(EXCERPTED DATA):

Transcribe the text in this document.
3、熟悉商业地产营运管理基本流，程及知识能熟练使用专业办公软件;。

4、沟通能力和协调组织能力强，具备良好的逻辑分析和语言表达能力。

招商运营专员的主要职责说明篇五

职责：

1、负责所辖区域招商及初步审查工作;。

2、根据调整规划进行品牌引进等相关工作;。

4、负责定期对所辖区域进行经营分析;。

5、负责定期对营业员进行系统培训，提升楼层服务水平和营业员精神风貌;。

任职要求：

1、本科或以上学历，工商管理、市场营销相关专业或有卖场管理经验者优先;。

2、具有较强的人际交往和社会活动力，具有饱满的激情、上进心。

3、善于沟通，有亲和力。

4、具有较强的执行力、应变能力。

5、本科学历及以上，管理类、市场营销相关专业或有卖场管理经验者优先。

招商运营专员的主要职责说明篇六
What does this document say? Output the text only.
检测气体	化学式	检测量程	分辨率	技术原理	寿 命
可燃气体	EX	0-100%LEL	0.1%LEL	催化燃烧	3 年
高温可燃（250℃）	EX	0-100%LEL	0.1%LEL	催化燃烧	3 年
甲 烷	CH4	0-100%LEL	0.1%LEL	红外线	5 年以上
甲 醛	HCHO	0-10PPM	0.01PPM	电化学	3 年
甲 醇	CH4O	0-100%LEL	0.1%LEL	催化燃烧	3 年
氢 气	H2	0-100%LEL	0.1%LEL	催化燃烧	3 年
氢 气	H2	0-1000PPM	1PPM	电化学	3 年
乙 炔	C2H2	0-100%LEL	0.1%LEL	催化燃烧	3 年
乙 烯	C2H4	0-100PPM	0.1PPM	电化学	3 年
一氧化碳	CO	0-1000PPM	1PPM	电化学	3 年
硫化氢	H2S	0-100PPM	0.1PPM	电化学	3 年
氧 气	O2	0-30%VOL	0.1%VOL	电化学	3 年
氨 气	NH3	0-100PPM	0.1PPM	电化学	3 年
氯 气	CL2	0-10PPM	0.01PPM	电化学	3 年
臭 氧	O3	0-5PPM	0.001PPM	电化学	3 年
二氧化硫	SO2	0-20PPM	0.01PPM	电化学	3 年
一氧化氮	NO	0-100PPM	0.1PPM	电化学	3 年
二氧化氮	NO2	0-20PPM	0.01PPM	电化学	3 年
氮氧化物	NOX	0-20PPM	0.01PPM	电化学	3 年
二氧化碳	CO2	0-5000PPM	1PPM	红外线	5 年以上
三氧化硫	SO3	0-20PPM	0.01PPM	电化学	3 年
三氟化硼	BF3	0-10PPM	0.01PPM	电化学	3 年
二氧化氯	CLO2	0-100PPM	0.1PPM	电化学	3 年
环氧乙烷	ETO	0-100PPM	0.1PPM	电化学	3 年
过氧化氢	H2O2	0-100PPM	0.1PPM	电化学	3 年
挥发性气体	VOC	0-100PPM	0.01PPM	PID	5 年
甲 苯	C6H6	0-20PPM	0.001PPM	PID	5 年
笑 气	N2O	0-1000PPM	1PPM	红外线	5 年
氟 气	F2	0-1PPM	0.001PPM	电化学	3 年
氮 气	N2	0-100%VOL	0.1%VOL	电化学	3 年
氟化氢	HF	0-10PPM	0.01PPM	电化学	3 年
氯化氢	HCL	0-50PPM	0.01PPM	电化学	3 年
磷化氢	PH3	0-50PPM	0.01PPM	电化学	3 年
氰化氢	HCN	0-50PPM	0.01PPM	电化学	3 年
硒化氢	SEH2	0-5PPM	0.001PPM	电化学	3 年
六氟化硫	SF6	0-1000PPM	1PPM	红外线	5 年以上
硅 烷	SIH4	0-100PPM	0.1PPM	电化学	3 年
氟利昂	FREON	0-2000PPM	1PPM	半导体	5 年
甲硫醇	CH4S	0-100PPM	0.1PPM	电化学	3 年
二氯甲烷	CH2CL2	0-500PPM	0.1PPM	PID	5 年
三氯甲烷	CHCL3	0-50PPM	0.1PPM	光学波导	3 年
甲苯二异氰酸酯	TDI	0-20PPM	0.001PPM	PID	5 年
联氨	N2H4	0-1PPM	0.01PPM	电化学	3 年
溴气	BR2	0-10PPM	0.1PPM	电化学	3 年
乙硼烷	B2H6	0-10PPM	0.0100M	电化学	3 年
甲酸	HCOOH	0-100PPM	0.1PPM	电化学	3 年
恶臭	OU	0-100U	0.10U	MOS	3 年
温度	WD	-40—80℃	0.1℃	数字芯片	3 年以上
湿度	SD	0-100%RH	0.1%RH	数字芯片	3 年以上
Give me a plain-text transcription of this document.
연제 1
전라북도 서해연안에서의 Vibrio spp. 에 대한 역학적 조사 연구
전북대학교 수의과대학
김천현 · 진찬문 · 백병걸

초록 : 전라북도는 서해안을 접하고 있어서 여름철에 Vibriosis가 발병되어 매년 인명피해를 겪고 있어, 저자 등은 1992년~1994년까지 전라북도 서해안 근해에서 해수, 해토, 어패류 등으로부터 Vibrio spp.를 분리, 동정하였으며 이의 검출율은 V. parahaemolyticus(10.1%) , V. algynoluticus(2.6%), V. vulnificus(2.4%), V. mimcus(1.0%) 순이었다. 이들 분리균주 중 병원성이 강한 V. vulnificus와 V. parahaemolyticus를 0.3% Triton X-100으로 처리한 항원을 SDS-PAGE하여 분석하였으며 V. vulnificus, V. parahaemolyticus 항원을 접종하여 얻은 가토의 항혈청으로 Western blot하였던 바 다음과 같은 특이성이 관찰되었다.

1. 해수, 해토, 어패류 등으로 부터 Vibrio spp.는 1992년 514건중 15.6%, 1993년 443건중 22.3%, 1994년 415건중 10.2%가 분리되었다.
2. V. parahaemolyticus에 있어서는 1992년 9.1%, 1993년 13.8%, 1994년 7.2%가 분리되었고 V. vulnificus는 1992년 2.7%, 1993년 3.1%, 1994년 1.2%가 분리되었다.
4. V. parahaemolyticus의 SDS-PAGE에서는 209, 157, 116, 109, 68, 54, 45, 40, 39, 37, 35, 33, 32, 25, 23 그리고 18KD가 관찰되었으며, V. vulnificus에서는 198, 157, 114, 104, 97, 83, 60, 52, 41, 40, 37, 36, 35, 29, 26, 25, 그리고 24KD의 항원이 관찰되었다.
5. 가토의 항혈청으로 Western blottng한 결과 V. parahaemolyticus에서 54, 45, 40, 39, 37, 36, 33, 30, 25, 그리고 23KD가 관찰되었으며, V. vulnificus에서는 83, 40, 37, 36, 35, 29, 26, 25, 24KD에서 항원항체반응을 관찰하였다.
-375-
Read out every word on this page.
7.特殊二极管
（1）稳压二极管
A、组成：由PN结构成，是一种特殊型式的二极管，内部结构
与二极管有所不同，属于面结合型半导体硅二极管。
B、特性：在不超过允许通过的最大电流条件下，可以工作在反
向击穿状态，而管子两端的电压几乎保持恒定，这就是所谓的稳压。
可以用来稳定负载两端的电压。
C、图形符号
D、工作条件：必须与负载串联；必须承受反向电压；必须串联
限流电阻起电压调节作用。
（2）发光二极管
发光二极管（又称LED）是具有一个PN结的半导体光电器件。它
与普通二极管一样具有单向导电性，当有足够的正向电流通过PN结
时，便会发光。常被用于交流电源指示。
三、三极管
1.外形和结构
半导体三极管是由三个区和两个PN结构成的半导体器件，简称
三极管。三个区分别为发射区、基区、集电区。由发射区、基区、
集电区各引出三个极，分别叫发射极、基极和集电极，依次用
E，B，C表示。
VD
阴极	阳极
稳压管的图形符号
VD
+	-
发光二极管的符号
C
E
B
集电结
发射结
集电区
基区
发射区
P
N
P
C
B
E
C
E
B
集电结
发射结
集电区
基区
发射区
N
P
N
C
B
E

(TO DO):
Reproduce the full set of records precisely.

(FULL SOLUTION):
Transcribe the text in this document.
3、熟悉商业地产营运管理基本流，程及知识能熟练使用专业办公软件;。

4、沟通能力和协调组织能力强，具备良好的逻辑分析和语言表达能力。

招商运营专员的主要职责说明篇五

职责：

1、负责所辖区域招商及初步审查工作;。

2、根据调整规划进行品牌引进等相关工作;。

4、负责定期对所辖区域进行经营分析;。

5、负责定期对营业员进行系统培训，提升楼层服务水平和营业员精神风貌;。

任职要求：

1、本科或以上学历，工商管理、市场营销相关专业或有卖场管理经验者优先;。

2、具有较强的人际交往和社会活动力，具有饱满的激情、上进心。

3、善于沟通，有亲和力。

4、具有较强的执行力、应变能力。

5、本科学历及以上，管理类、市场营销相关专业或有卖场管理经验者优先。

招商运营专员的主要职责说明篇六
What does this document say? Output the text only.
检测气体	化学式	检测量程	分辨率	技术原理	寿 命
可燃气体	EX	0-100%LEL	0.1%LEL	催化燃烧	3 年
高温可燃（250℃）	EX	0-100%LEL	0.1%LEL	催化燃烧	3 年
甲 烷	CH4	0-100%LEL	0.1%LEL	红外线	5 年以上
甲 醛	HCHO	0-10PPM	0.01PPM	电化学	3 年
甲 醇	CH4O	0-100%LEL	0.1%LEL	催化燃烧	3 年
氢 气	H2	0-100%LEL	0.1%LEL	催化燃烧	3 年
氢 气	H2	0-1000PPM	1PPM	电化学	3 年
乙 炔	C2H2	0-100%LEL	0.1%LEL	催化燃烧	3 年
乙 烯	C2H4	0-100PPM	0.1PPM	电化学	3 年
一氧化碳	CO	0-1000PPM	1PPM	电化学	3 年
硫化氢	H2S	0-100PPM	0.1PPM	电化学	3 年
氧 气	O2	0-30%VOL	0.1%VOL	电化学	3 年
氨 气	NH3	0-100PPM	0.1PPM	电化学	3 年
氯 气	CL2	0-10PPM	0.01PPM	电化学	3 年
臭 氧	O3	0-5PPM	0.001PPM	电化学	3 年
二氧化硫	SO2	0-20PPM	0.01PPM	电化学	3 年
一氧化氮	NO	0-100PPM	0.1PPM	电化学	3 年
二氧化氮	NO2	0-20PPM	0.01PPM	电化学	3 年
氮氧化物	NOX	0-20PPM	0.01PPM	电化学	3 年
二氧化碳	CO2	0-5000PPM	1PPM	红外线	5 年以上
三氧化硫	SO3	0-20PPM	0.01PPM	电化学	3 年
三氟化硼	BF3	0-10PPM	0.01PPM	电化学	3 年
二氧化氯	CLO2	0-100PPM	0.1PPM	电化学	3 年
环氧乙烷	ETO	0-100PPM	0.1PPM	电化学	3 年
过氧化氢	H2O2	0-100PPM	0.1PPM	电化学	3 年
挥发性气体	VOC	0-100PPM	0.01PPM	PID	5 年
甲 苯	C6H6	0-20PPM	0.001PPM	PID	5 年
笑 气	N2O	0-1000PPM	1PPM	红外线	5 年
氟 气	F2	0-1PPM	0.001PPM	电化学	3 年
氮 气	N2	0-100%VOL	0.1%VOL	电化学	3 年
氟化氢	HF	0-10PPM	0.01PPM	电化学	3 年
氯化氢	HCL	0-50PPM	0.01PPM	电化学	3 年
磷化氢	PH3	0-50PPM	0.01PPM	电化学	3 年
氰化氢	HCN	0-50PPM	0.01PPM	电化学	3 年
硒化氢	SEH2	0-5PPM	0.001PPM	电化学	3 年
六氟化硫	SF6	0-1000PPM	1PPM	红外线	5 年以上
硅 烷	SIH4	0-100PPM	0.1PPM	电化学	3 年
氟利昂	FREON	0-2000PPM	1PPM	半导体	5 年
甲硫醇	CH4S	0-100PPM	0.1PPM	电化学	3 年
二氯甲烷	CH2CL2	0-500PPM	0.1PPM	PID	5 年
三氯甲烷	CHCL3	0-50PPM	0.1PPM	光学波导	3 年
甲苯二异氰酸酯	TDI	0-20PPM	0.001PPM	PID	5 年
联氨	N2H4	0-1PPM	0.01PPM	电化学	3 年
溴气	BR2	0-10PPM	0.1PPM	电化学	3 年
乙硼烷	B2H6	0-10PPM	0.0100M	电化学	3 年
甲酸	HCOOH	0-100PPM	0.1PPM	电化学	3 年
恶臭	OU	0-100U	0.10U	MOS	3 年
温度	WD	-40—80℃	0.1℃	数字芯片	3 年以上
湿度	SD	0-100%RH	0.1%RH	数字芯片	3 年以上
Give me a plain-text transcription of this document.
연제 1
전라북도 서해연안에서의 Vibrio spp. 에 대한 역학적 조사 연구
전북대학교 수의과대학
김천현 · 진찬문 · 백병걸

초록 : 전라북도는 서해안을 접하고 있어서 여름철에 Vibriosis가 발병되어 매년 인명피해를 겪고 있어, 저자 등은 1992년~1994년까지 전라북도 서해안 근해에서 해수, 해토, 어패류 등으로부터 Vibrio spp.를 분리, 동정하였으며 이의 검출율은 V. parahaemolyticus(10.1%) , V. algynoluticus(2.6%), V. vulnificus(2.4%), V. mimcus(1.0%) 순이었다. 이들 분리균주 중 병원성이 강한 V. vulnificus와 V. parahaemolyticus를 0.3% Triton X-100으로 처리한 항원을 SDS-PAGE하여 분석하였으며 V. vulnificus, V. parahaemolyticus 항원을 접종하여 얻은 가토의 항혈청으로 Western blot하였던 바 다음과 같은 특이성이 관찰되었다.

1. 해수, 해토, 어패류 등으로 부터 Vibrio spp.는 1992년 514건중 15.6%, 1993년 443건중 22.3%, 1994년 415건중 10.2%가 분리되었다.
2. V. parahaemolyticus에 있어서는 1992년 9.1%, 1993년 13.8%, 1994년 7.2%가 분리되었고 V. vulnificus는 1992년 2.7%, 1993년 3.1%, 1994년 1.2%가 분리되었다.
4. V. parahaemolyticus의 SDS-PAGE에서는 209, 157, 116, 109, 68, 54, 45, 40, 39, 37, 35, 33, 32, 25, 23 그리고 18KD가 관찰되었으며, V. vulnificus에서는 198, 157, 114, 104, 97, 83, 60, 52, 41, 40, 37, 36, 35, 29, 26, 25, 그리고 24KD의 항원이 관찰되었다.
5. 가토의 항혈청으로 Western blottng한 결과 V. parahaemolyticus에서 54, 45, 40, 39, 37, 36, 33, 30, 25, 그리고 23KD가 관찰되었으며, V. vulnificus에서는 83, 40, 37, 36, 35, 29, 26, 25, 24KD에서 항원항체반응을 관찰하였다.
-375-
Read out every word on this page.
7.特殊二极管
（1）稳压二极管
A、组成：由PN结构成，是一种特殊型式的二极管，内部结构
与二极管有所不同，属于面结合型半导体硅二极管。
B、特性：在不超过允许通过的最大电流条件下，可以工作在反
向击穿状态，而管子两端的电压几乎保持恒定，这就是所谓的稳压。
可以用来稳定负载两端的电压。
C、图形符号
D、工作条件：必须与负载串联；必须承受反向电压；必须串联
限流电阻起电压调节作用。
（2）发光二极管
发光二极管（又称LED）是具有一个PN结的半导体光电器件。它
与普通二极管一样具有单向导电性，当有足够的正向电流通过PN结
时，便会发光。常被用于交流电源指示。
三、三极管
1.外形和结构
半导体三极管是由三个区和两个PN结构成的半导体器件，简称
三极管。三个区分别为发射区、基区、集电区。由发射区、基区、
集电区各引出三个极，分别叫发射极、基极和集电极，依次用
E，B，C表示。
VD
阴极	阳极
稳压管的图形符号
VD
+	-
发光二极管的符号
C
E
B
集电结
发射结
集电区
基区
发射区
P
N
P
C
B
E
C
E
B
集电结
发射结
集电区
基区
发射区
N
P
N
C
B
E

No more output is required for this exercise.